[Data records]
◇ ◇ ◇ ◇ ◇ ◇ ◇

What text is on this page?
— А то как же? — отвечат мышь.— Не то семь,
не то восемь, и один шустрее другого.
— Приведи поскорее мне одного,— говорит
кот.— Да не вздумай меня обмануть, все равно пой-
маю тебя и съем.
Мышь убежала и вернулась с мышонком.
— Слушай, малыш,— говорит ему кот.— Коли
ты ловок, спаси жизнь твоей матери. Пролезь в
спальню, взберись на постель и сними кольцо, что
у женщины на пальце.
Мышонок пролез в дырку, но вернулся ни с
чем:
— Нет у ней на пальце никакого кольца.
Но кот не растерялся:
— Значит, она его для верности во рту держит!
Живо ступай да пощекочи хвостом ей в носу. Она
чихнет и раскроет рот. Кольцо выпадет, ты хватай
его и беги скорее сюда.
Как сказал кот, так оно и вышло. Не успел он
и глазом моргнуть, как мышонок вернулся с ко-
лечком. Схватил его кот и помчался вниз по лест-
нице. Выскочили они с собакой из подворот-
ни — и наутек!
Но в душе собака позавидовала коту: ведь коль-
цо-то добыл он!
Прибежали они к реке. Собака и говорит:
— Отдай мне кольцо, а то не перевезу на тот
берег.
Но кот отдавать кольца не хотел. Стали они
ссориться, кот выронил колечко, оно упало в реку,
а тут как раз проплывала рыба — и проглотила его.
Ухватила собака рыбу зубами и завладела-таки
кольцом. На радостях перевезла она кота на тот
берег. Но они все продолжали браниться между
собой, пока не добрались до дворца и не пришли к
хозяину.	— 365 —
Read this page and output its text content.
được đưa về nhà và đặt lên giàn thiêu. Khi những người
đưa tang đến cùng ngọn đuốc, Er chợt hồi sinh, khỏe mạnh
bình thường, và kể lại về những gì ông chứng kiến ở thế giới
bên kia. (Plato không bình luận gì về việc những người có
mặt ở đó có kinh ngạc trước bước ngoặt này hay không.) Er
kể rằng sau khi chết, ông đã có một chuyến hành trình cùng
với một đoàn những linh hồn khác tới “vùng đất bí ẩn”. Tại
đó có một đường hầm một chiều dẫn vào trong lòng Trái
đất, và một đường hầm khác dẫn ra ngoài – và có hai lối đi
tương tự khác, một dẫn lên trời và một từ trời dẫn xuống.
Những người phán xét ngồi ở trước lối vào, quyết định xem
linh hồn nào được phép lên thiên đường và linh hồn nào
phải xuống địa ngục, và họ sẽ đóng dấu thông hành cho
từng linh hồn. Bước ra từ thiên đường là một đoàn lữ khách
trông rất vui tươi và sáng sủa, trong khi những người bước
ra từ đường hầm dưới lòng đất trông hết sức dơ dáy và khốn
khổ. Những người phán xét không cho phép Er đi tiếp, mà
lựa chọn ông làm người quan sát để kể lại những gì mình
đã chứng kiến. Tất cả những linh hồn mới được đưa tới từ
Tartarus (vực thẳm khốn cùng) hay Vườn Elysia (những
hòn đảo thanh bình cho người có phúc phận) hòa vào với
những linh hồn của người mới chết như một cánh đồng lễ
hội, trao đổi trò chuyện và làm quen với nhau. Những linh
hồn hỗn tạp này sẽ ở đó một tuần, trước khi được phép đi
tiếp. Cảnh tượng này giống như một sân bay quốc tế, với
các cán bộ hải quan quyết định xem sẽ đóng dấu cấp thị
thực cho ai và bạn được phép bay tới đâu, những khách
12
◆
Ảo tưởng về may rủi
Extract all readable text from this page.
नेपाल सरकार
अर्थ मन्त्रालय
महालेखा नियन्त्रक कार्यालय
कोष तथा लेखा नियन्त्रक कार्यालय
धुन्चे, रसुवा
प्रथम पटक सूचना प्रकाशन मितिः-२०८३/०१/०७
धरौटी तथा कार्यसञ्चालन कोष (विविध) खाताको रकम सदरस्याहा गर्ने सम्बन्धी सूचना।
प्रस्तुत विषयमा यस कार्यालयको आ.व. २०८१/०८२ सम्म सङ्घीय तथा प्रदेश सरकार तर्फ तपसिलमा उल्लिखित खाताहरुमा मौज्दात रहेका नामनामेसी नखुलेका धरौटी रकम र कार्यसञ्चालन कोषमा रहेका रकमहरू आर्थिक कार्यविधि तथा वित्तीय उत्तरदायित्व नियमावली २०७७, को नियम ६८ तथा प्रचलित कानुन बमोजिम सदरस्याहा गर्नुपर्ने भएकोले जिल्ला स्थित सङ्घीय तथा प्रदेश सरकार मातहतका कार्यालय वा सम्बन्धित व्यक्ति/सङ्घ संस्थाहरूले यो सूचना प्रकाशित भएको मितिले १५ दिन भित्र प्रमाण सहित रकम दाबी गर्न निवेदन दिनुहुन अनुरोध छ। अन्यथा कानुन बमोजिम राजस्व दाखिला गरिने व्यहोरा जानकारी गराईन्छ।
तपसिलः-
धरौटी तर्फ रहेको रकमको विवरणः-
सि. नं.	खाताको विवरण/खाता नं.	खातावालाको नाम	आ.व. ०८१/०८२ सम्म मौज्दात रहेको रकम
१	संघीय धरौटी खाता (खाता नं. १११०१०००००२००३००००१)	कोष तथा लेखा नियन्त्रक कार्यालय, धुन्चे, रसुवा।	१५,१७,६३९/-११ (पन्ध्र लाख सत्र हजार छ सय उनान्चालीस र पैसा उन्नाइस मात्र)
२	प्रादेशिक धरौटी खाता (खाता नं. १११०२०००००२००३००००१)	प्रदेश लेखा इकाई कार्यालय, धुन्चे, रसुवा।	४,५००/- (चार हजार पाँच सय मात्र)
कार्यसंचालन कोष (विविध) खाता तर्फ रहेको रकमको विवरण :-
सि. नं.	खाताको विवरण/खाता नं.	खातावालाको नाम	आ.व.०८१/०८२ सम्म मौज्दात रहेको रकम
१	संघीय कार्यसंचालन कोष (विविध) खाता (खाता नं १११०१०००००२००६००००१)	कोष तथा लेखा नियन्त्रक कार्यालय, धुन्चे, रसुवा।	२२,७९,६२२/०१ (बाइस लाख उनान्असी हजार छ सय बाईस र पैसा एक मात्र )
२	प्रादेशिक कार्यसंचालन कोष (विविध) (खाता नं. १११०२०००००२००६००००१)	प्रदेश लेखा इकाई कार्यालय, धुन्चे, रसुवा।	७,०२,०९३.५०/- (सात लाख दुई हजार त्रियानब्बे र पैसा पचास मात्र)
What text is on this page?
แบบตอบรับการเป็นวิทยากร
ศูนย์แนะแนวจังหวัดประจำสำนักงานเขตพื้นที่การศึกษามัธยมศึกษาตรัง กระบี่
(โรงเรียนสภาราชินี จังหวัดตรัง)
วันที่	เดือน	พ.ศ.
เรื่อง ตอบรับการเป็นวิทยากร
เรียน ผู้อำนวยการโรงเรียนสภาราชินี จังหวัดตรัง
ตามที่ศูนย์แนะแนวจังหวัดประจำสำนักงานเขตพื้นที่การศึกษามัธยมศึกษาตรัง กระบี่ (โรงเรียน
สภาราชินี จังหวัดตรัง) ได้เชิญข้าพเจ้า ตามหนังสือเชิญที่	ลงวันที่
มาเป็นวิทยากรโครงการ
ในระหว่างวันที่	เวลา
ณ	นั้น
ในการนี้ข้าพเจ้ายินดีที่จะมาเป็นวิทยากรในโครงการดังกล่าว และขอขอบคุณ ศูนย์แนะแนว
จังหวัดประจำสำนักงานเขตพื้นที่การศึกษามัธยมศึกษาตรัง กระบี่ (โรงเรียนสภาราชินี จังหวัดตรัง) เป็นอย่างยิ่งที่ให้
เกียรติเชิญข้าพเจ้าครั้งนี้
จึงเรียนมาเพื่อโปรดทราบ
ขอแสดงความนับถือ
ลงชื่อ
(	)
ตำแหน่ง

◇ ◇ ◇ ◇ ◇ ◇ ◇

Written exercise
Reproduce all the records precisely.

Full answer
What text is on this page?
— А то как же? — отвечат мышь.— Не то семь,
не то восемь, и один шустрее другого.
— Приведи поскорее мне одного,— говорит
кот.— Да не вздумай меня обмануть, все равно пой-
маю тебя и съем.
Мышь убежала и вернулась с мышонком.
— Слушай, малыш,— говорит ему кот.— Коли
ты ловок, спаси жизнь твоей матери. Пролезь в
спальню, взберись на постель и сними кольцо, что
у женщины на пальце.
Мышонок пролез в дырку, но вернулся ни с
чем:
— Нет у ней на пальце никакого кольца.
Но кот не растерялся:
— Значит, она его для верности во рту держит!
Живо ступай да пощекочи хвостом ей в носу. Она
чихнет и раскроет рот. Кольцо выпадет, ты хватай
его и беги скорее сюда.
Как сказал кот, так оно и вышло. Не успел он
и глазом моргнуть, как мышонок вернулся с ко-
лечком. Схватил его кот и помчался вниз по лест-
нице. Выскочили они с собакой из подворот-
ни — и наутек!
Но в душе собака позавидовала коту: ведь коль-
цо-то добыл он!
Прибежали они к реке. Собака и говорит:
— Отдай мне кольцо, а то не перевезу на тот
берег.
Но кот отдавать кольца не хотел. Стали они
ссориться, кот выронил колечко, оно упало в реку,
а тут как раз проплывала рыба — и проглотила его.
Ухватила собака рыбу зубами и завладела-таки
кольцом. На радостях перевезла она кота на тот
берег. Но они все продолжали браниться между
собой, пока не добрались до дворца и не пришли к
хозяину.	— 365 —
Read this page and output its text content.
được đưa về nhà và đặt lên giàn thiêu. Khi những người
đưa tang đến cùng ngọn đuốc, Er chợt hồi sinh, khỏe mạnh
bình thường, và kể lại về những gì ông chứng kiến ở thế giới
bên kia. (Plato không bình luận gì về việc những người có
mặt ở đó có kinh ngạc trước bước ngoặt này hay không.) Er
kể rằng sau khi chết, ông đã có một chuyến hành trình cùng
với một đoàn những linh hồn khác tới “vùng đất bí ẩn”. Tại
đó có một đường hầm một chiều dẫn vào trong lòng Trái
đất, và một đường hầm khác dẫn ra ngoài – và có hai lối đi
tương tự khác, một dẫn lên trời và một từ trời dẫn xuống.
Những người phán xét ngồi ở trước lối vào, quyết định xem
linh hồn nào được phép lên thiên đường và linh hồn nào
phải xuống địa ngục, và họ sẽ đóng dấu thông hành cho
từng linh hồn. Bước ra từ thiên đường là một đoàn lữ khách
trông rất vui tươi và sáng sủa, trong khi những người bước
ra từ đường hầm dưới lòng đất trông hết sức dơ dáy và khốn
khổ. Những người phán xét không cho phép Er đi tiếp, mà
lựa chọn ông làm người quan sát để kể lại những gì mình
đã chứng kiến. Tất cả những linh hồn mới được đưa tới từ
Tartarus (vực thẳm khốn cùng) hay Vườn Elysia (những
hòn đảo thanh bình cho người có phúc phận) hòa vào với
những linh hồn của người mới chết như một cánh đồng lễ
hội, trao đổi trò chuyện và làm quen với nhau. Những linh
hồn hỗn tạp này sẽ ở đó một tuần, trước khi được phép đi
tiếp. Cảnh tượng này giống như một sân bay quốc tế, với
các cán bộ hải quan quyết định xem sẽ đóng dấu cấp thị
thực cho ai và bạn được phép bay tới đâu, những khách
12
◆
Ảo tưởng về may rủi
Extract all readable text from this page.
नेपाल सरकार
अर्थ मन्त्रालय
महालेखा नियन्त्रक कार्यालय
कोष तथा लेखा नियन्त्रक कार्यालय
धुन्चे, रसुवा
प्रथम पटक सूचना प्रकाशन मितिः-२०८३/०१/०७
धरौटी तथा कार्यसञ्चालन कोष (विविध) खाताको रकम सदरस्याहा गर्ने सम्बन्धी सूचना।
प्रस्तुत विषयमा यस कार्यालयको आ.व. २०८१/०८२ सम्म सङ्घीय तथा प्रदेश सरकार तर्फ तपसिलमा उल्लिखित खाताहरुमा मौज्दात रहेका नामनामेसी नखुलेका धरौटी रकम र कार्यसञ्चालन कोषमा रहेका रकमहरू आर्थिक कार्यविधि तथा वित्तीय उत्तरदायित्व नियमावली २०७७, को नियम ६८ तथा प्रचलित कानुन बमोजिम सदरस्याहा गर्नुपर्ने भएकोले जिल्ला स्थित सङ्घीय तथा प्रदेश सरकार मातहतका कार्यालय वा सम्बन्धित व्यक्ति/सङ्घ संस्थाहरूले यो सूचना प्रकाशित भएको मितिले १५ दिन भित्र प्रमाण सहित रकम दाबी गर्न निवेदन दिनुहुन अनुरोध छ। अन्यथा कानुन बमोजिम राजस्व दाखिला गरिने व्यहोरा जानकारी गराईन्छ।
तपसिलः-
धरौटी तर्फ रहेको रकमको विवरणः-
सि. नं.	खाताको विवरण/खाता नं.	खातावालाको नाम	आ.व. ०८१/०८२ सम्म मौज्दात रहेको रकम
१	संघीय धरौटी खाता (खाता नं. १११०१०००००२००३००००१)	कोष तथा लेखा नियन्त्रक कार्यालय, धुन्चे, रसुवा।	१५,१७,६३९/-११ (पन्ध्र लाख सत्र हजार छ सय उनान्चालीस र पैसा उन्नाइस मात्र)
२	प्रादेशिक धरौटी खाता (खाता नं. १११०२०००००२००३००००१)	प्रदेश लेखा इकाई कार्यालय, धुन्चे, रसुवा।	४,५००/- (चार हजार पाँच सय मात्र)
कार्यसंचालन कोष (विविध) खाता तर्फ रहेको रकमको विवरण :-
सि. नं.	खाताको विवरण/खाता नं.	खातावालाको नाम	आ.व.०८१/०८२ सम्म मौज्दात रहेको रकम
१	संघीय कार्यसंचालन कोष (विविध) खाता (खाता नं १११०१०००००२००६००००१)	कोष तथा लेखा नियन्त्रक कार्यालय, धुन्चे, रसुवा।	२२,७९,६२२/०१ (बाइस लाख उनान्असी हजार छ सय बाईस र पैसा एक मात्र )
२	प्रादेशिक कार्यसंचालन कोष (विविध) (खाता नं. १११०२०००००२००६००००१)	प्रदेश लेखा इकाई कार्यालय, धुन्चे, रसुवा।	७,०२,०९३.५०/- (सात लाख दुई हजार त्रियानब्बे र पैसा पचास मात्र)
What text is on this page?
แบบตอบรับการเป็นวิทยากร
ศูนย์แนะแนวจังหวัดประจำสำนักงานเขตพื้นที่การศึกษามัธยมศึกษาตรัง กระบี่
(โรงเรียนสภาราชินี จังหวัดตรัง)
วันที่	เดือน	พ.ศ.
เรื่อง ตอบรับการเป็นวิทยากร
เรียน ผู้อำนวยการโรงเรียนสภาราชินี จังหวัดตรัง
ตามที่ศูนย์แนะแนวจังหวัดประจำสำนักงานเขตพื้นที่การศึกษามัธยมศึกษาตรัง กระบี่ (โรงเรียน
สภาราชินี จังหวัดตรัง) ได้เชิญข้าพเจ้า ตามหนังสือเชิญที่	ลงวันที่
มาเป็นวิทยากรโครงการ
ในระหว่างวันที่	เวลา
ณ	นั้น
ในการนี้ข้าพเจ้ายินดีที่จะมาเป็นวิทยากรในโครงการดังกล่าว และขอขอบคุณ ศูนย์แนะแนว
จังหวัดประจำสำนักงานเขตพื้นที่การศึกษามัธยมศึกษาตรัง กระบี่ (โรงเรียนสภาราชินี จังหวัดตรัง) เป็นอย่างยิ่งที่ให้
เกียรติเชิญข้าพเจ้าครั้งนี้
จึงเรียนมาเพื่อโปรดทราบ
ขอแสดงความนับถือ
ลงชื่อ
(	)
ตำแหน่ง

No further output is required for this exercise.